Goal of the exercise:
Below are some records. Say in a single number how many of their lines include the word "caliditas".
━━━━━━━━━━━━━━━━━━━━━━━━━━━━━━
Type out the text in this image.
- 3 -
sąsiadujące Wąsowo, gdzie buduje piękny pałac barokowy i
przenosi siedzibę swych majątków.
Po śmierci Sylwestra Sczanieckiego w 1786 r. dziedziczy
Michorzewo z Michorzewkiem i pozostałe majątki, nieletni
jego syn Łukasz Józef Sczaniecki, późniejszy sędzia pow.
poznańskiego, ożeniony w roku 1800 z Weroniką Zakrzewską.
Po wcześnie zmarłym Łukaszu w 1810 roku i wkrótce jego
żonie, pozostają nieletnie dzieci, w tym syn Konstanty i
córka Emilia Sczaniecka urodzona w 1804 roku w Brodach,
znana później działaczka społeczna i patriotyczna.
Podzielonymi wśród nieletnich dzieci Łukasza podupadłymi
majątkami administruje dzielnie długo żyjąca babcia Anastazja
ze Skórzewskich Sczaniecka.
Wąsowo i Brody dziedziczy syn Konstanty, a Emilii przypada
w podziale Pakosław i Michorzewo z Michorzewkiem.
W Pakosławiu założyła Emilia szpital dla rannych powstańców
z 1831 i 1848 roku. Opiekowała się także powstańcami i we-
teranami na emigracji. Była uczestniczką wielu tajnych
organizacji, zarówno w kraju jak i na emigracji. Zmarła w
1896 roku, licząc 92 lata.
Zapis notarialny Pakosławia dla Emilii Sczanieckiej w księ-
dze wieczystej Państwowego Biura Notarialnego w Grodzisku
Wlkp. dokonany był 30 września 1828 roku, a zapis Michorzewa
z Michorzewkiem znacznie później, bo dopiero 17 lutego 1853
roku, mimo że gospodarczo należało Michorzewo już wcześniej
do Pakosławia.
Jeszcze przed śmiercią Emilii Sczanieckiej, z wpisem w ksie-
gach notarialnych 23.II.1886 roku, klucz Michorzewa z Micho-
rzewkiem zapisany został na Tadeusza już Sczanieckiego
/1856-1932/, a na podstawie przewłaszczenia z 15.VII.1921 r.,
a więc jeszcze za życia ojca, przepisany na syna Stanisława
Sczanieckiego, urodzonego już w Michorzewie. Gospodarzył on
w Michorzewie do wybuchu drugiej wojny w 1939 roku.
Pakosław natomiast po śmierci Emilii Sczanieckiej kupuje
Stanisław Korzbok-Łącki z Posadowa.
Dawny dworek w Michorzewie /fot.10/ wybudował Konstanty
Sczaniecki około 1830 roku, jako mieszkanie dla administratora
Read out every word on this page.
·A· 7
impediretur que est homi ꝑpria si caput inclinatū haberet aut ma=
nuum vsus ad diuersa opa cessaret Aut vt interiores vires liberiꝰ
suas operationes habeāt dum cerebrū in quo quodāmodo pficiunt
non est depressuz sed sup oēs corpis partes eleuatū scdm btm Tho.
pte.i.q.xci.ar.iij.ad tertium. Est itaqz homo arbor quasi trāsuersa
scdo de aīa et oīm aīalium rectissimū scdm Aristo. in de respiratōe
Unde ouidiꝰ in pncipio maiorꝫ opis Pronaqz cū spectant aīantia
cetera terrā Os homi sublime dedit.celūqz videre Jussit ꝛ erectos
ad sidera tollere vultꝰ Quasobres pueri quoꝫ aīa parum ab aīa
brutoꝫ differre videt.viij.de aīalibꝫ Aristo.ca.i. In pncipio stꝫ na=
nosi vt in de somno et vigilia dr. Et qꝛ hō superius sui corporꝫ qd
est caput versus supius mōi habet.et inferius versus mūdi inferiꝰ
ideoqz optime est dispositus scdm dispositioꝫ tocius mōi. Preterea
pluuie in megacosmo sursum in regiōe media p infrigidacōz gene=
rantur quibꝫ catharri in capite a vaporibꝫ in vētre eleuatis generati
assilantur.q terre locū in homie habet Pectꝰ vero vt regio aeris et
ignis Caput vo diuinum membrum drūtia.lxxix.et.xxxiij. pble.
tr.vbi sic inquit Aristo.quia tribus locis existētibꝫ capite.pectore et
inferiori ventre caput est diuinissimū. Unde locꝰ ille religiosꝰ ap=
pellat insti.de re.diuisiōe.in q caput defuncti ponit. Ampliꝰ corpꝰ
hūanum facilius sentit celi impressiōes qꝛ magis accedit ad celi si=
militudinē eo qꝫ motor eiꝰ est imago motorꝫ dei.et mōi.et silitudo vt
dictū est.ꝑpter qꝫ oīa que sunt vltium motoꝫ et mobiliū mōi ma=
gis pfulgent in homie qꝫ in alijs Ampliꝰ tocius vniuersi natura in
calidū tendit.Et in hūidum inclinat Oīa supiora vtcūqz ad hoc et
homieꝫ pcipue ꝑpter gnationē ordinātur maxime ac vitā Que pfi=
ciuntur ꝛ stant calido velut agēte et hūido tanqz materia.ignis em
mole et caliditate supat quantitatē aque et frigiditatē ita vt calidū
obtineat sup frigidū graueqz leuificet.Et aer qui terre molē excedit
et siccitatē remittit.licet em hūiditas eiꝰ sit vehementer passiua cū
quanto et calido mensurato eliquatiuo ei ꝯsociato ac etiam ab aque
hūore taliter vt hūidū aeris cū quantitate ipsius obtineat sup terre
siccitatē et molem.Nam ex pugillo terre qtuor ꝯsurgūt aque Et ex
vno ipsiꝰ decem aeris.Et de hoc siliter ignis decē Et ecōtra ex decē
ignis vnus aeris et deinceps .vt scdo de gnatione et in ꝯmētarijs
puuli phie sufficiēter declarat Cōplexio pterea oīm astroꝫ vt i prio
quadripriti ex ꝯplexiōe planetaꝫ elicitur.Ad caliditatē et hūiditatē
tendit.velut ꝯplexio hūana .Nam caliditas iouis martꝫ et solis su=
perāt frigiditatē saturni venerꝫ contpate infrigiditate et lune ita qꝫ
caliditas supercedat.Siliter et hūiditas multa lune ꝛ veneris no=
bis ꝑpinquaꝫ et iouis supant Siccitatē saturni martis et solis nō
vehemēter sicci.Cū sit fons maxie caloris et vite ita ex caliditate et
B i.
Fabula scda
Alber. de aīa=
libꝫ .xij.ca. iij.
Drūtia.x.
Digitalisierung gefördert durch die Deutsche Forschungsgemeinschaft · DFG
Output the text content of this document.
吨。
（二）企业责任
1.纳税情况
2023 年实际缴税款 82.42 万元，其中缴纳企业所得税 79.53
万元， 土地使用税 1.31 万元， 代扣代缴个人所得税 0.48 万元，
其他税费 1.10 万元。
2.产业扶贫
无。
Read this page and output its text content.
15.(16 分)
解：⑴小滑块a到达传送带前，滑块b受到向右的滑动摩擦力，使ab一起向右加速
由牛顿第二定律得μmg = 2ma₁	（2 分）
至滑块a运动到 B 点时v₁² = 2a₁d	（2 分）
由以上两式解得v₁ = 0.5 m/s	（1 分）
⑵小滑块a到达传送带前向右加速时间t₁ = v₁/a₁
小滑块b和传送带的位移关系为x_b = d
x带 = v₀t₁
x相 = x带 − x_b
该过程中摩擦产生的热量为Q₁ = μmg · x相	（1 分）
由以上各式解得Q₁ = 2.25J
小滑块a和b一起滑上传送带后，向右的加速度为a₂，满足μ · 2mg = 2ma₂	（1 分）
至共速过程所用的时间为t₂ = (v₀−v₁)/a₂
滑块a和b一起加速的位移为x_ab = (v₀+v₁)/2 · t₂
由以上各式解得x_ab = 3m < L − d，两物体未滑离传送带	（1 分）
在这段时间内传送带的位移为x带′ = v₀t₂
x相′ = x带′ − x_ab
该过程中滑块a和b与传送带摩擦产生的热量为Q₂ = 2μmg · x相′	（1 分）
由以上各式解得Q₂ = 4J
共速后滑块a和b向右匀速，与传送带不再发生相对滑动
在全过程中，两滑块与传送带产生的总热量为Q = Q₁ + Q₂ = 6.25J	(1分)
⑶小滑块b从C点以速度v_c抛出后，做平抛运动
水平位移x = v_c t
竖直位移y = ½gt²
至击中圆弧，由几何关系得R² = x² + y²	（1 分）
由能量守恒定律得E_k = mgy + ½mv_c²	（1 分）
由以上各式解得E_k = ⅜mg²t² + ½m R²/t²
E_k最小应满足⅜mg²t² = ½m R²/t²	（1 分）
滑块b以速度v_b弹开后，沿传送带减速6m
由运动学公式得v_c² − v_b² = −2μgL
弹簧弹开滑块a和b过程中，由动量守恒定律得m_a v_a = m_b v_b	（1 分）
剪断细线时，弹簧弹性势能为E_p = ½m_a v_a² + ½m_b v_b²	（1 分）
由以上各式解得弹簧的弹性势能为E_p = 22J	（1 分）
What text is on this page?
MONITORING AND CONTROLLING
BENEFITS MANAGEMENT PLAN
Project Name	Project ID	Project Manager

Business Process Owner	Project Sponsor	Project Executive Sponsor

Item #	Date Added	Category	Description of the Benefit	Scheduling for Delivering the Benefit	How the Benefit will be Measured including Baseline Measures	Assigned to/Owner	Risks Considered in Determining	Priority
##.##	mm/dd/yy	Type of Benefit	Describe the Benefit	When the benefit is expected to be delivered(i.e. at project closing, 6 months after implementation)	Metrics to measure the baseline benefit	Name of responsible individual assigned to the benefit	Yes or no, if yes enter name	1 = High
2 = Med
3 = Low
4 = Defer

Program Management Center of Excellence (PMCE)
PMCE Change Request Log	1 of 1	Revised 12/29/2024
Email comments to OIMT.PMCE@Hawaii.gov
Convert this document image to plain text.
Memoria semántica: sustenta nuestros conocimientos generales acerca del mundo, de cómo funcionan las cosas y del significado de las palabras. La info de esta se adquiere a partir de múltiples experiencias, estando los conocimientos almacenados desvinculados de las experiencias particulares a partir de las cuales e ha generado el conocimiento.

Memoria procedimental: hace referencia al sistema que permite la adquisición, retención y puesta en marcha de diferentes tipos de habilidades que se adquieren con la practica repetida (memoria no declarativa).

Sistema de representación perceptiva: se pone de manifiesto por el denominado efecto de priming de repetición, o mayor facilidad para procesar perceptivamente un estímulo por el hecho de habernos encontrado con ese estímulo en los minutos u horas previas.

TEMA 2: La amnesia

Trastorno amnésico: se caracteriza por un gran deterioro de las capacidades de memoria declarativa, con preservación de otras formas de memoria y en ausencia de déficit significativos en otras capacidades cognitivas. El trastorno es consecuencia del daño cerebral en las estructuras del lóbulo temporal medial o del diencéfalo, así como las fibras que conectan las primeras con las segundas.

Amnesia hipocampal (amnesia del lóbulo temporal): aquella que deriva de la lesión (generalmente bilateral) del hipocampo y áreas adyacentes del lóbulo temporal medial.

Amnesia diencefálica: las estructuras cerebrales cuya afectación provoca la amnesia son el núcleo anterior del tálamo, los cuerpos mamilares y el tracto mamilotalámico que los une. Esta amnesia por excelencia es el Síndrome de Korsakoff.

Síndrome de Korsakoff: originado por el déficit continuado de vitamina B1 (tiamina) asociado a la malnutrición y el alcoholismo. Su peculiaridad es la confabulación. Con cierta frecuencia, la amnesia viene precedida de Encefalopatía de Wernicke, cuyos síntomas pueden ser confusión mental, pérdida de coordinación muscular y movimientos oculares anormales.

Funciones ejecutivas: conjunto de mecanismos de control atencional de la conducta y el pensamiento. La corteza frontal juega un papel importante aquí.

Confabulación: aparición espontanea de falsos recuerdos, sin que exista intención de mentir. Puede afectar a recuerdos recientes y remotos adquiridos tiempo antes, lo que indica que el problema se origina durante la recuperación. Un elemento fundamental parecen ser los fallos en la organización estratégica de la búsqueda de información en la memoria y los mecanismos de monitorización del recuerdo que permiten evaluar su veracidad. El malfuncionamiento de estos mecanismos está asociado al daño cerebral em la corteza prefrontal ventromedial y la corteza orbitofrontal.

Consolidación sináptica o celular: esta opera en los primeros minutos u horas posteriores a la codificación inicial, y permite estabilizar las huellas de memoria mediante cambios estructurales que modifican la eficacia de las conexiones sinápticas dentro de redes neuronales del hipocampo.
━━━━━━━━━━━━━━━━━━━━━━━━━━━━━━
Result of this exercise:
2